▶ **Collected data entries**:
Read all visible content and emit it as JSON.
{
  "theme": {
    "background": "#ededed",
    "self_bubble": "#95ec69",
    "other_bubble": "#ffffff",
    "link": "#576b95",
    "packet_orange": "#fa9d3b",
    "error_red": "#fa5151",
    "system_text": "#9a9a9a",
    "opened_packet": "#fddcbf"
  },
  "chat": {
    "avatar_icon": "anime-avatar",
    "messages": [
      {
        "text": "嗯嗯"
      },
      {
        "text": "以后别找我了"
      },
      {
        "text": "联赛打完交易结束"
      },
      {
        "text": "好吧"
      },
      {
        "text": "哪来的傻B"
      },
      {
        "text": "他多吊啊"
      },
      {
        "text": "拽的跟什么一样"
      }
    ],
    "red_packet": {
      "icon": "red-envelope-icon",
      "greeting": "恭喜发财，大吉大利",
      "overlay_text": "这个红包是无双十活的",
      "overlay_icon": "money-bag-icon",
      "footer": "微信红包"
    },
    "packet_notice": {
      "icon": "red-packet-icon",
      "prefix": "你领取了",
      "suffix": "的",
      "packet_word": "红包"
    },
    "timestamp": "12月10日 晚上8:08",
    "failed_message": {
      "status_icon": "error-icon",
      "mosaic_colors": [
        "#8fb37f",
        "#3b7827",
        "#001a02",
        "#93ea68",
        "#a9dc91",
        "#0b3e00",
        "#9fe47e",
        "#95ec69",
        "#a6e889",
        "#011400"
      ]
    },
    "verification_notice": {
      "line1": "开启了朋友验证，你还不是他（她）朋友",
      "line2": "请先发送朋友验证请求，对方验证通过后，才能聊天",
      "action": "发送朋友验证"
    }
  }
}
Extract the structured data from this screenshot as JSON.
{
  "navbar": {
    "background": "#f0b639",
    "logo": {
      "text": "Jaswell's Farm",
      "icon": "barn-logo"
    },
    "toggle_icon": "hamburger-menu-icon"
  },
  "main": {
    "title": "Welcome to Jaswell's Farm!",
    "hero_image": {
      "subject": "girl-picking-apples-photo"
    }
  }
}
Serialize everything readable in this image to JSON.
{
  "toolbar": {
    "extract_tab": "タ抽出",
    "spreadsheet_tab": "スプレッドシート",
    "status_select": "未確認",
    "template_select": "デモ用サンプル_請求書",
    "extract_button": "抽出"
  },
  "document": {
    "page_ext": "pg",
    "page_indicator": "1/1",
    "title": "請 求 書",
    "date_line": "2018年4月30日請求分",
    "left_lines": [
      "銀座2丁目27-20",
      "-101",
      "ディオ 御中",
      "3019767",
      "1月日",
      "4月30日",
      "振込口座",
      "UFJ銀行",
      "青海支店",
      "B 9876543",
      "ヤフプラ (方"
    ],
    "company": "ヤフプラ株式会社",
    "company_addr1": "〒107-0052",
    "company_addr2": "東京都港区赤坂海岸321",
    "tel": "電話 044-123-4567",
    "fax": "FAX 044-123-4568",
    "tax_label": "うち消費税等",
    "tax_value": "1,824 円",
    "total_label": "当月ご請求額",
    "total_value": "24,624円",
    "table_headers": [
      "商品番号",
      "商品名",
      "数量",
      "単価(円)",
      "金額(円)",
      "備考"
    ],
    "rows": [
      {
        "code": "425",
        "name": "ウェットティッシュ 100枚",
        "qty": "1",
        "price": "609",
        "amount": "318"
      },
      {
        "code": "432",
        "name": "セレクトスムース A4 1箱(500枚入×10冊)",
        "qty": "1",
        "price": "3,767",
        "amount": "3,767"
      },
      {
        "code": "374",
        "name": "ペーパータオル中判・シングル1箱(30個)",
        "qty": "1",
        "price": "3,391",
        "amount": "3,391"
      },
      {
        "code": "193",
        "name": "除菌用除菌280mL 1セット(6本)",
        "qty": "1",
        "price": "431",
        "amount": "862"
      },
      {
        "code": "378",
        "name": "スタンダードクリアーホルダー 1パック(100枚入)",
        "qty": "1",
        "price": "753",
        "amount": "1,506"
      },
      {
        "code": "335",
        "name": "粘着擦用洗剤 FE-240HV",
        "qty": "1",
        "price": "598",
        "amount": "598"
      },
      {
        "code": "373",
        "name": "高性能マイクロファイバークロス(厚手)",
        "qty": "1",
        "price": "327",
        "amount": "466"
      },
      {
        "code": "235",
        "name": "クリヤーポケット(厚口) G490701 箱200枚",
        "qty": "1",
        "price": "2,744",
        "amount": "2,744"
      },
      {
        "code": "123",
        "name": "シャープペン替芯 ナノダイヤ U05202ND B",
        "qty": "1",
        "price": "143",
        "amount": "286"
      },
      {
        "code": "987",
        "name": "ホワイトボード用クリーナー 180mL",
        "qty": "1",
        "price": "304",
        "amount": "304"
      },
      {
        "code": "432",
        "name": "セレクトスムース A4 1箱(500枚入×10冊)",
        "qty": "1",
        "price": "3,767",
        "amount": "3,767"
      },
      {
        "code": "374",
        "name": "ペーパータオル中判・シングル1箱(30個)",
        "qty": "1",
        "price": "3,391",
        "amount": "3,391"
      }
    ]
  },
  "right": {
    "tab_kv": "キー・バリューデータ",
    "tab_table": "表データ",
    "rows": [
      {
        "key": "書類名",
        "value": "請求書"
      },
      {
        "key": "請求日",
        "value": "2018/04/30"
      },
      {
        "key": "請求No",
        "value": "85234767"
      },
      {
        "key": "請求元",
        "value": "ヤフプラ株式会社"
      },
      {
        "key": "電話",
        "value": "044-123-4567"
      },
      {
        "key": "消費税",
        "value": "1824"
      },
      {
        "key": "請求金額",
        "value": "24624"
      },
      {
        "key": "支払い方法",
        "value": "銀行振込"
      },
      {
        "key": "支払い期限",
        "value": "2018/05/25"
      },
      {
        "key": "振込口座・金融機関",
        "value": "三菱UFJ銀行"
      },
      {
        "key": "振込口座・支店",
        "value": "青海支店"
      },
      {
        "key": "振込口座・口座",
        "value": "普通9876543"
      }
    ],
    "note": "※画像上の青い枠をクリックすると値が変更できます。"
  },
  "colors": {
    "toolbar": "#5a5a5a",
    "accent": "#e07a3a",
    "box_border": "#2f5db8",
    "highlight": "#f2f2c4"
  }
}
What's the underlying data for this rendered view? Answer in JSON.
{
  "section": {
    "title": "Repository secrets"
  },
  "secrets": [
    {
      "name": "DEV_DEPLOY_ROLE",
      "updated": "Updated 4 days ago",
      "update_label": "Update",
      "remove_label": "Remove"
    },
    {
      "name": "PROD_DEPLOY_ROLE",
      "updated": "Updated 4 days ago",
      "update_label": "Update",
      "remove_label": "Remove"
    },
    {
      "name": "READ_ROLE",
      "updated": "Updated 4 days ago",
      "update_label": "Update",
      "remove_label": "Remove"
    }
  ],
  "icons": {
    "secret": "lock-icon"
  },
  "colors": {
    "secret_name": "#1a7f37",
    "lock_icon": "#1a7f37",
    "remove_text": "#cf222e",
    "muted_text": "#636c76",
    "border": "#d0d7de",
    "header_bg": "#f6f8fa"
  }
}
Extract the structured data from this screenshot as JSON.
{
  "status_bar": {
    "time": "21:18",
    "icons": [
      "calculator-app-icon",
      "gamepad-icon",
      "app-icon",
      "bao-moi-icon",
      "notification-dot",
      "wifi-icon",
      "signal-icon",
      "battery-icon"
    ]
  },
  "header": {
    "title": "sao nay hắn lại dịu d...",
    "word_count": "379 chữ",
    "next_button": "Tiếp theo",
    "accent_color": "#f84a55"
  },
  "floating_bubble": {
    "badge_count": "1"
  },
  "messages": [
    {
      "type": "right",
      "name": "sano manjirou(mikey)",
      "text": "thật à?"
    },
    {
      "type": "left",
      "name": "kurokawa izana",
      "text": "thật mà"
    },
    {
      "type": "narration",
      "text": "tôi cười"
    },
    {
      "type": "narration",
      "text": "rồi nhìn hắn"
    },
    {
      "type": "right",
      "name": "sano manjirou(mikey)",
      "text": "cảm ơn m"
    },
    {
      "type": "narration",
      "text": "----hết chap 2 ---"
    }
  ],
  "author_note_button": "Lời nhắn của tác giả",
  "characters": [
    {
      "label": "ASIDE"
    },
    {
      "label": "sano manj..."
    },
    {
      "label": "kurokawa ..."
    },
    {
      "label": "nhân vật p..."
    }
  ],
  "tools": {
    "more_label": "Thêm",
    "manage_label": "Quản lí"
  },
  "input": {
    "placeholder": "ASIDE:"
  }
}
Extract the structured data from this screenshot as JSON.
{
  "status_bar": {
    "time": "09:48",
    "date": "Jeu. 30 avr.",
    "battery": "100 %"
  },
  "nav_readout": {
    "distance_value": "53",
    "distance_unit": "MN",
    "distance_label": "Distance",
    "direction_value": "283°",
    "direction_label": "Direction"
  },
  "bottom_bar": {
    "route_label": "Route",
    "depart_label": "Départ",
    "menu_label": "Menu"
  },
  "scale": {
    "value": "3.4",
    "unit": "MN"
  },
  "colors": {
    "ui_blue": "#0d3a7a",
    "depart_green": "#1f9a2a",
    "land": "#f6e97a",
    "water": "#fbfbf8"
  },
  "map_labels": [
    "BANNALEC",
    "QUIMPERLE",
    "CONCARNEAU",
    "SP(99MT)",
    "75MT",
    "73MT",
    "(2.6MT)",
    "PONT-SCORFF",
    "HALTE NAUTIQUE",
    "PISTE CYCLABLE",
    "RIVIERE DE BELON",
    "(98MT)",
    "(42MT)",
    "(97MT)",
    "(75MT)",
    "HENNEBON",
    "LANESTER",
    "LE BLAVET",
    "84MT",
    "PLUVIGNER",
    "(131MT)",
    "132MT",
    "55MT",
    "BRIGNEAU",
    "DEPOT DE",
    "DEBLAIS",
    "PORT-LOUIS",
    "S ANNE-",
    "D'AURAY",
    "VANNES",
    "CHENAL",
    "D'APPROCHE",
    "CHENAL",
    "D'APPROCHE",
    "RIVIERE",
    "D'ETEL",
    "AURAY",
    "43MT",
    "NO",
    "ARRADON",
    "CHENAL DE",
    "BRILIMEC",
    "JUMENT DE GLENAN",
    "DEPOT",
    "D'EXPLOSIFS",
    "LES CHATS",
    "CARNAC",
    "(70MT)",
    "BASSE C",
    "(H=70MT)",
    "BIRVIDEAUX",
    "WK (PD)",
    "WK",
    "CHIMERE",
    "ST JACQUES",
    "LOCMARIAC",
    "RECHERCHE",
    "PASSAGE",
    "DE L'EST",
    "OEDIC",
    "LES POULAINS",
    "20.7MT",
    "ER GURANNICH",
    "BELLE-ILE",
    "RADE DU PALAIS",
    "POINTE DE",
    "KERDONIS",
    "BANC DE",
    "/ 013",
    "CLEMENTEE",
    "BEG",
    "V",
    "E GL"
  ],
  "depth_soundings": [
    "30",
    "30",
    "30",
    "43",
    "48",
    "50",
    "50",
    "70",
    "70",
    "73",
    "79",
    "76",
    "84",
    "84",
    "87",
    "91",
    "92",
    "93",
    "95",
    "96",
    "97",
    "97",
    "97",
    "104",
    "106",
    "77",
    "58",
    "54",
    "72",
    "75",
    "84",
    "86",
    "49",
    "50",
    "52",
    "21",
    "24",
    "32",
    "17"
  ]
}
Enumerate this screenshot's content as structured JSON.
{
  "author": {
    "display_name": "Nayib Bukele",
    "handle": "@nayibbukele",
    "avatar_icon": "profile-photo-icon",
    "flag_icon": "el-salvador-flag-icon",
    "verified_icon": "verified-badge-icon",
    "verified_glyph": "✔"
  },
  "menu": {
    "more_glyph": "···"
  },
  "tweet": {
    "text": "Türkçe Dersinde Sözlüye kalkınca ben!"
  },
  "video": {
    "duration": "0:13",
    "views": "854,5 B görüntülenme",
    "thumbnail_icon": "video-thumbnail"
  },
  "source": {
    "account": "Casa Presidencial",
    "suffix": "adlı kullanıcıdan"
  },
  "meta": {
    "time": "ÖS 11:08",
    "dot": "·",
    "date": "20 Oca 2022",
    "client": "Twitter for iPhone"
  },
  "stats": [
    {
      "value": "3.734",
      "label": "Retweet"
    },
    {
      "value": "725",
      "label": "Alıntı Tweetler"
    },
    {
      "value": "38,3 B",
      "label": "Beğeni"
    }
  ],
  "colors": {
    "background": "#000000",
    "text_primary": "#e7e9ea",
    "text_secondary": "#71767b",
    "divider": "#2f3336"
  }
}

▶ **Task to complete**: Begin with the line that contains "Enumerate this screenshot's" and end with the last line of the records; set down every line in that span exactly, and nothing else.

▶ **Output of the task**:
Enumerate this screenshot's content as structured JSON.
{
  "author": {
    "display_name": "Nayib Bukele",
    "handle": "@nayibbukele",
    "avatar_icon": "profile-photo-icon",
    "flag_icon": "el-salvador-flag-icon",
    "verified_icon": "verified-badge-icon",
    "verified_glyph": "✔"
  },
  "menu": {
    "more_glyph": "···"
  },
  "tweet": {
    "text": "Türkçe Dersinde Sözlüye kalkınca ben!"
  },
  "video": {
    "duration": "0:13",
    "views": "854,5 B görüntülenme",
    "thumbnail_icon": "video-thumbnail"
  },
  "source": {
    "account": "Casa Presidencial",
    "suffix": "adlı kullanıcıdan"
  },
  "meta": {
    "time": "ÖS 11:08",
    "dot": "·",
    "date": "20 Oca 2022",
    "client": "Twitter for iPhone"
  },
  "stats": [
    {
      "value": "3.734",
      "label": "Retweet"
    },
    {
      "value": "725",
      "label": "Alıntı Tweetler"
    },
    {
      "value": "38,3 B",
      "label": "Beğeni"
    }
  ],
  "colors": {
    "background": "#000000",
    "text_primary": "#e7e9ea",
    "text_secondary": "#71767b",
    "divider": "#2f3336"
  }
}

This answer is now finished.